RECORDS SHOWN section start
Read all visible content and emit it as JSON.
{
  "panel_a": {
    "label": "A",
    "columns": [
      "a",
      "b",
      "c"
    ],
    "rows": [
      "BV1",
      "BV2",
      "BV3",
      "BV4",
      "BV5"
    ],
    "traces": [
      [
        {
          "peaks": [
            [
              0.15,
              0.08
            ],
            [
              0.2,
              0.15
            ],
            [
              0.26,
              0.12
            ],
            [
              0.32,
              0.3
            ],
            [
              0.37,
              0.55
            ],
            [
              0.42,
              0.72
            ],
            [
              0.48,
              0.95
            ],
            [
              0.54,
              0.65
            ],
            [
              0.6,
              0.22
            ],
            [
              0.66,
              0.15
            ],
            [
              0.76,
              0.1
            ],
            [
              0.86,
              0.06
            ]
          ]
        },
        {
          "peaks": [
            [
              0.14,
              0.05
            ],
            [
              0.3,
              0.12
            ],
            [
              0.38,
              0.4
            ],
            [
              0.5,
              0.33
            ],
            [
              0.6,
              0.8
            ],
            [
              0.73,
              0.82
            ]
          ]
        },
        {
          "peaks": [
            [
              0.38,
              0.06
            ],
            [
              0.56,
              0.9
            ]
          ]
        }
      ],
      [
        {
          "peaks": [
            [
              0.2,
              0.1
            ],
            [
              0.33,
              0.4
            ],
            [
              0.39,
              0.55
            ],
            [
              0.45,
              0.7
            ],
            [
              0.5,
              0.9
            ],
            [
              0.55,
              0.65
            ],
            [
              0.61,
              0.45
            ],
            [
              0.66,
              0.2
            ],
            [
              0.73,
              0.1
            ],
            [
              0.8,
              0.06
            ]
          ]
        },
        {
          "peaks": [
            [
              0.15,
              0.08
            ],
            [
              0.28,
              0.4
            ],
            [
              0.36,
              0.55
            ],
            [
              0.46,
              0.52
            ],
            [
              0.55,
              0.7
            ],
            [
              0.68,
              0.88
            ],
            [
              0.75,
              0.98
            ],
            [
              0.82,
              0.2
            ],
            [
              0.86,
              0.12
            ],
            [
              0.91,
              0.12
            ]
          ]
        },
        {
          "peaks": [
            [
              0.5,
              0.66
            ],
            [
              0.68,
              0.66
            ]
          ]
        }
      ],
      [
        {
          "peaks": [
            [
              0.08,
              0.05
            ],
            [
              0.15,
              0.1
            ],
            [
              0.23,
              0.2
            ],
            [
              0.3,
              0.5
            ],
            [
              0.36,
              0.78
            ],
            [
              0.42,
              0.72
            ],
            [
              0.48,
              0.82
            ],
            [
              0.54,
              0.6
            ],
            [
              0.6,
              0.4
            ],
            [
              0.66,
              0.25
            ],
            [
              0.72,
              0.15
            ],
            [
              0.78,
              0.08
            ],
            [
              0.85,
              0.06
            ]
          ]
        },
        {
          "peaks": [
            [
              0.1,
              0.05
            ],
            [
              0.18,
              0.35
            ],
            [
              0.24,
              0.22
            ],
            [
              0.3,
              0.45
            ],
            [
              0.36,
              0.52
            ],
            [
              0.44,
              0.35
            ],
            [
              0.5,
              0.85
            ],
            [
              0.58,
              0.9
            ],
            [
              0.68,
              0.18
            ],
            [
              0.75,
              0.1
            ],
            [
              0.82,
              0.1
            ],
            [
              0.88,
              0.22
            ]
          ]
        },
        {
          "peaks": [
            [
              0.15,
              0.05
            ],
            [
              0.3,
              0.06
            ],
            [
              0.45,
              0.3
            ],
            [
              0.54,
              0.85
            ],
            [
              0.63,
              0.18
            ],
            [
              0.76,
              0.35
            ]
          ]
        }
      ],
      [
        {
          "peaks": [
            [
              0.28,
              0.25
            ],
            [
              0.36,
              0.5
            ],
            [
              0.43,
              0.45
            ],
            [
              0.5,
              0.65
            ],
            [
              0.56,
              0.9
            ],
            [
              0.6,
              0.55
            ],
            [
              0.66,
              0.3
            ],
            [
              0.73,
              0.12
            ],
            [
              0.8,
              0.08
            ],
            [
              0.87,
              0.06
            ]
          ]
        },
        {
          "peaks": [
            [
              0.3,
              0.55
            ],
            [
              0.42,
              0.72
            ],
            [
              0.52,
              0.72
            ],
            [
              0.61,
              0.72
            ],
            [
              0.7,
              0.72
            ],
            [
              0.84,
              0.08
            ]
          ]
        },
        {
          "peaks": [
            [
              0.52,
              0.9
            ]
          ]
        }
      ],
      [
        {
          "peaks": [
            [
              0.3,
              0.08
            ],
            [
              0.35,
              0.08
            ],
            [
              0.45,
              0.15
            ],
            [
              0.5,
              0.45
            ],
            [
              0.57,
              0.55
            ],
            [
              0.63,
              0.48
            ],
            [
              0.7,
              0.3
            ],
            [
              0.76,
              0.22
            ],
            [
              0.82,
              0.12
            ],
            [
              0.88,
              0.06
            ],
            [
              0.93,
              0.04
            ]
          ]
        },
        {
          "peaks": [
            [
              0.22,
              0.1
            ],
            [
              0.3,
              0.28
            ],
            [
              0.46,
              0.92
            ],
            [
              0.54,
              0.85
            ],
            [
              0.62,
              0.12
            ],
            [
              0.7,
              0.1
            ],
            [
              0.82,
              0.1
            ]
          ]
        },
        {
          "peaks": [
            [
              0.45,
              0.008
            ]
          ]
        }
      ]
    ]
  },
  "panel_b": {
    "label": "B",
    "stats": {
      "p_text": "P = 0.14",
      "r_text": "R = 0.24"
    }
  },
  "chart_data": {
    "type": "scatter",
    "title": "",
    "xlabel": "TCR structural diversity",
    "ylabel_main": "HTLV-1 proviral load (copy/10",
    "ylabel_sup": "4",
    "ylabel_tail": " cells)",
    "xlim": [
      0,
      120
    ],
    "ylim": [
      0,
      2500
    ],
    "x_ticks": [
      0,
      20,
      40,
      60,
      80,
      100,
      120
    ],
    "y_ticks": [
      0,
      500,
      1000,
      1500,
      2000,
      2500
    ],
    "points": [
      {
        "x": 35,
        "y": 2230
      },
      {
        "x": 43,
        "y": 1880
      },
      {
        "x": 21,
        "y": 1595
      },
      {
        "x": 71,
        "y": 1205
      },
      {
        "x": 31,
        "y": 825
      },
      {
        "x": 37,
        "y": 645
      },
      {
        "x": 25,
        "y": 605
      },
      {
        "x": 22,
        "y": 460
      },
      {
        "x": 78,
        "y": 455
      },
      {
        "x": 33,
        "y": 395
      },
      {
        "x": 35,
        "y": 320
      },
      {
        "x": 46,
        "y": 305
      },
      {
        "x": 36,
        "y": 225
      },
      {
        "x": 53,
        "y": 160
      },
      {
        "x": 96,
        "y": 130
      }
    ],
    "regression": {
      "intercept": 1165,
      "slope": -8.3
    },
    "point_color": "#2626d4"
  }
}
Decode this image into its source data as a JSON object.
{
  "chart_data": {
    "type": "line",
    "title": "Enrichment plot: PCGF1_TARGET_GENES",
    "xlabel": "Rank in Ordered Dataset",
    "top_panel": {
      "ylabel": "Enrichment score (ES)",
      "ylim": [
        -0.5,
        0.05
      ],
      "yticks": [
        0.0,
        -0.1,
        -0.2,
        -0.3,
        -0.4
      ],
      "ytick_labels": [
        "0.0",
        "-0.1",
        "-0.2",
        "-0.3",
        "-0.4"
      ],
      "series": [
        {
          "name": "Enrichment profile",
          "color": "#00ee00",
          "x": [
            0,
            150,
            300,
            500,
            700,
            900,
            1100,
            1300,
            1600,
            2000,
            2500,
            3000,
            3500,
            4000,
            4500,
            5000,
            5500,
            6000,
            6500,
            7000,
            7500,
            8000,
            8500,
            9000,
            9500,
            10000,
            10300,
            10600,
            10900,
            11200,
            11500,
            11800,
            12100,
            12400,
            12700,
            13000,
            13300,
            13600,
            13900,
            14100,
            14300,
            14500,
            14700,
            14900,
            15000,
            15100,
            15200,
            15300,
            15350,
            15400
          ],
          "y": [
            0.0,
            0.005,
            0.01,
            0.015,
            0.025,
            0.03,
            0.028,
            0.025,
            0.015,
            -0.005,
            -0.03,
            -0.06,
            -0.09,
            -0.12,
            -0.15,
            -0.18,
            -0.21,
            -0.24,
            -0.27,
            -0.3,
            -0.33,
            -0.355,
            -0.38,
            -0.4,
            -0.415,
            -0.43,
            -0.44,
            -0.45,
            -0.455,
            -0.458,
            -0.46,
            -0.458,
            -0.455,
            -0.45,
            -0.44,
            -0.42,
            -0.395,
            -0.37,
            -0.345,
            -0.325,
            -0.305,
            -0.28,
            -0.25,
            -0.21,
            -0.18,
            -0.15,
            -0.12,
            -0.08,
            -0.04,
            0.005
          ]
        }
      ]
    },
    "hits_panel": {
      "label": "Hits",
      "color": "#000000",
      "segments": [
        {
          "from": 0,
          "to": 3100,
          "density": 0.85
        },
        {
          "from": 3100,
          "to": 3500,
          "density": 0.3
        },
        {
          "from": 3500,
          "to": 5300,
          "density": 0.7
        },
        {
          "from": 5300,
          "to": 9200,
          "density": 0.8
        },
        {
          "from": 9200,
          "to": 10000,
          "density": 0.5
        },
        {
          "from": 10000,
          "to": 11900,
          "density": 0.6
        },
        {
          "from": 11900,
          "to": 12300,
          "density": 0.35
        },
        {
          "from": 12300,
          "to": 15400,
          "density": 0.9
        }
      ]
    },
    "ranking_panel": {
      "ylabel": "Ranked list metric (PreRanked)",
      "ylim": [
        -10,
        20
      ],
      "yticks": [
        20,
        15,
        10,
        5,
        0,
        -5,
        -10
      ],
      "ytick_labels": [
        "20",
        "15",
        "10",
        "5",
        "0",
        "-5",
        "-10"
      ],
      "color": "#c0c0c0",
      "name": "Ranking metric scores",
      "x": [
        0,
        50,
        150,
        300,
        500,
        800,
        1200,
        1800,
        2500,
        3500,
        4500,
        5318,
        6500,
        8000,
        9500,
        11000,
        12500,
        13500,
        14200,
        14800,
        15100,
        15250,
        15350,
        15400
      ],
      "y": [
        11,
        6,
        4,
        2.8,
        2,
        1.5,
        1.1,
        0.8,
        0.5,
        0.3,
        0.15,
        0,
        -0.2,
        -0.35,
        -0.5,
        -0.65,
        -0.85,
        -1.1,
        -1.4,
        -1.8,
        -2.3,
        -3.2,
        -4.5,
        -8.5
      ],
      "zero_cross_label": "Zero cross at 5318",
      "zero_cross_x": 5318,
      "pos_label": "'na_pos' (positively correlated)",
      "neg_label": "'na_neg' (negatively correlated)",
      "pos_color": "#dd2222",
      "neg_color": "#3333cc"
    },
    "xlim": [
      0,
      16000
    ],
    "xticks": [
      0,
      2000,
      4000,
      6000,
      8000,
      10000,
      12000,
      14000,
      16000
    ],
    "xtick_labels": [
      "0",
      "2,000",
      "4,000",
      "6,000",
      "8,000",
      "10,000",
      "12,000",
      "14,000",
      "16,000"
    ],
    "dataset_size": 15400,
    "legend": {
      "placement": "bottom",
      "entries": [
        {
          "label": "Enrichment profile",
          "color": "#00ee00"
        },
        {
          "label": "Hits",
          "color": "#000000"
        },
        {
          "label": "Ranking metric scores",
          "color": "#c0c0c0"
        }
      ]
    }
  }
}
RECORDS SHOWN section end
§ **PROMPT**: From the data above, copy every line where "JSON" appears.

§ **FINISHED EXERCISE**:
Read all visible content and emit it as JSON.
Decode this image into its source data as a JSON object.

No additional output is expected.